═══ RECORD EXCERPTS

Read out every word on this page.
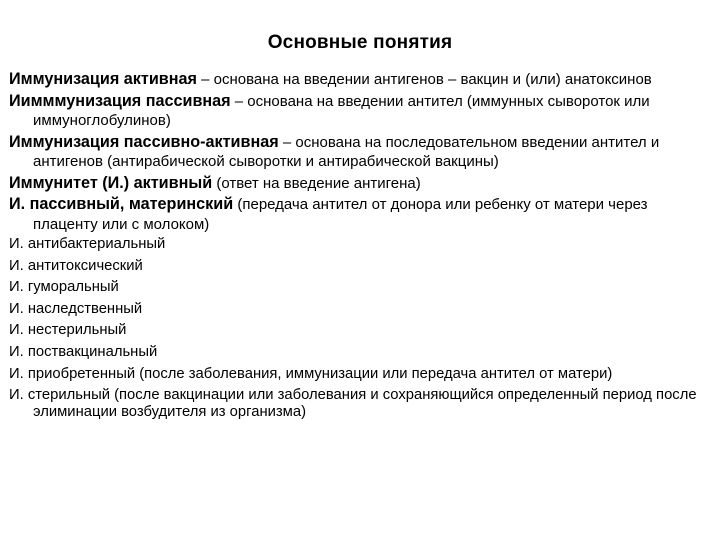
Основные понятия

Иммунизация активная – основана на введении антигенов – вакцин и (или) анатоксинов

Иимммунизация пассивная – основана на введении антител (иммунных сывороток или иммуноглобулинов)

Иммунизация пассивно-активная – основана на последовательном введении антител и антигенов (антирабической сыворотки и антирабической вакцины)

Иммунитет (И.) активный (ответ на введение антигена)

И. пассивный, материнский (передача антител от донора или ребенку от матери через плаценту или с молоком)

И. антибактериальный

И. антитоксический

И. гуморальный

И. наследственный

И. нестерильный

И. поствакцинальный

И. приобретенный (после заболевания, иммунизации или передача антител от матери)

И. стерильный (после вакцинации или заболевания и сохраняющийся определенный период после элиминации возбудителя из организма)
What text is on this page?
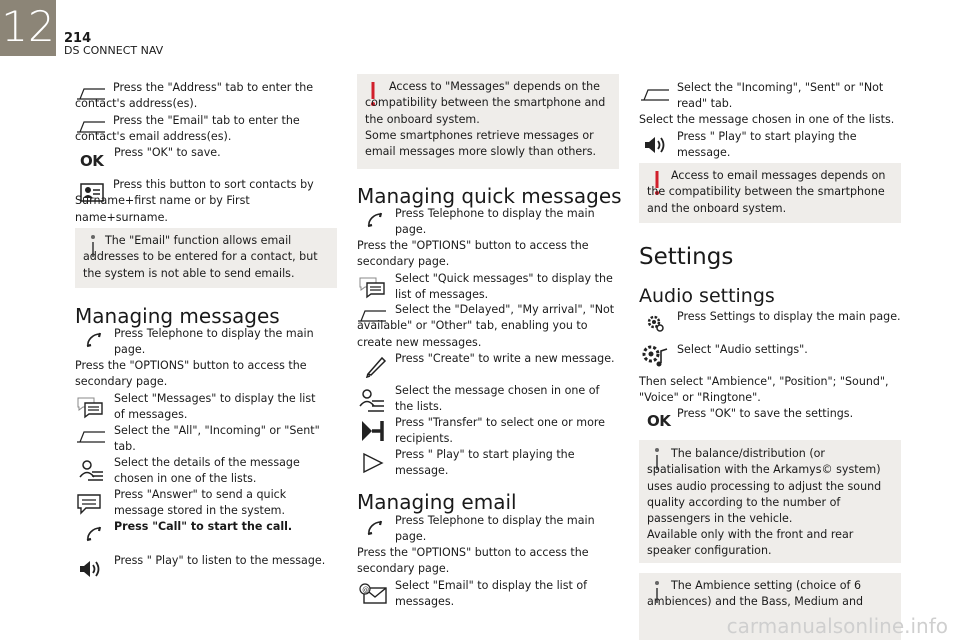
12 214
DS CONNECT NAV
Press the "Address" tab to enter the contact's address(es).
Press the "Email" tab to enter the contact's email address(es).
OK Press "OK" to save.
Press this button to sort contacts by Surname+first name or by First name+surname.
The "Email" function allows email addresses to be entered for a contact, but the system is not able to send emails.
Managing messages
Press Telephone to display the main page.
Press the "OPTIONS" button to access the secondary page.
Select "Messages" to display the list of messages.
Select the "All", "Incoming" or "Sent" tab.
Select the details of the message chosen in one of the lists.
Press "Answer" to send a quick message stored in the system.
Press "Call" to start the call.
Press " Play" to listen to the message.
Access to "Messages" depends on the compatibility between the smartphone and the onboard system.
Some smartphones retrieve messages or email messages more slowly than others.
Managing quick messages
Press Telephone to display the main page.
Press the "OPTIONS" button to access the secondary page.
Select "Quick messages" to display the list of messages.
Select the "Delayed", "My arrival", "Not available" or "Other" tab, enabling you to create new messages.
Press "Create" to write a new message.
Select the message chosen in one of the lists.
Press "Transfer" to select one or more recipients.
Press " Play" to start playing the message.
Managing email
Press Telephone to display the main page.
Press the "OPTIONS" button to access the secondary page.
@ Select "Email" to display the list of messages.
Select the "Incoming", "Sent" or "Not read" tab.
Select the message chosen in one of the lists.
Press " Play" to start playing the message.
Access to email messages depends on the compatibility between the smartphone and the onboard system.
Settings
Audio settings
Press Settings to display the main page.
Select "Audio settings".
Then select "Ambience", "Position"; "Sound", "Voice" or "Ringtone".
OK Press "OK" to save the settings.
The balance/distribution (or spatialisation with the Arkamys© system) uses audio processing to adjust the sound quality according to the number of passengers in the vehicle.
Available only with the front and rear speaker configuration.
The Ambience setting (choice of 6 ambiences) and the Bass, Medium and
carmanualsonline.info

══════

(WHAT TO PRODUCE): Read the entries and select each line where the word "Incoming" is found.

(CORRECT RESULT):
Select the "All", "Incoming" or "Sent" tab.
Select the "Incoming", "Sent" or "Not read" tab.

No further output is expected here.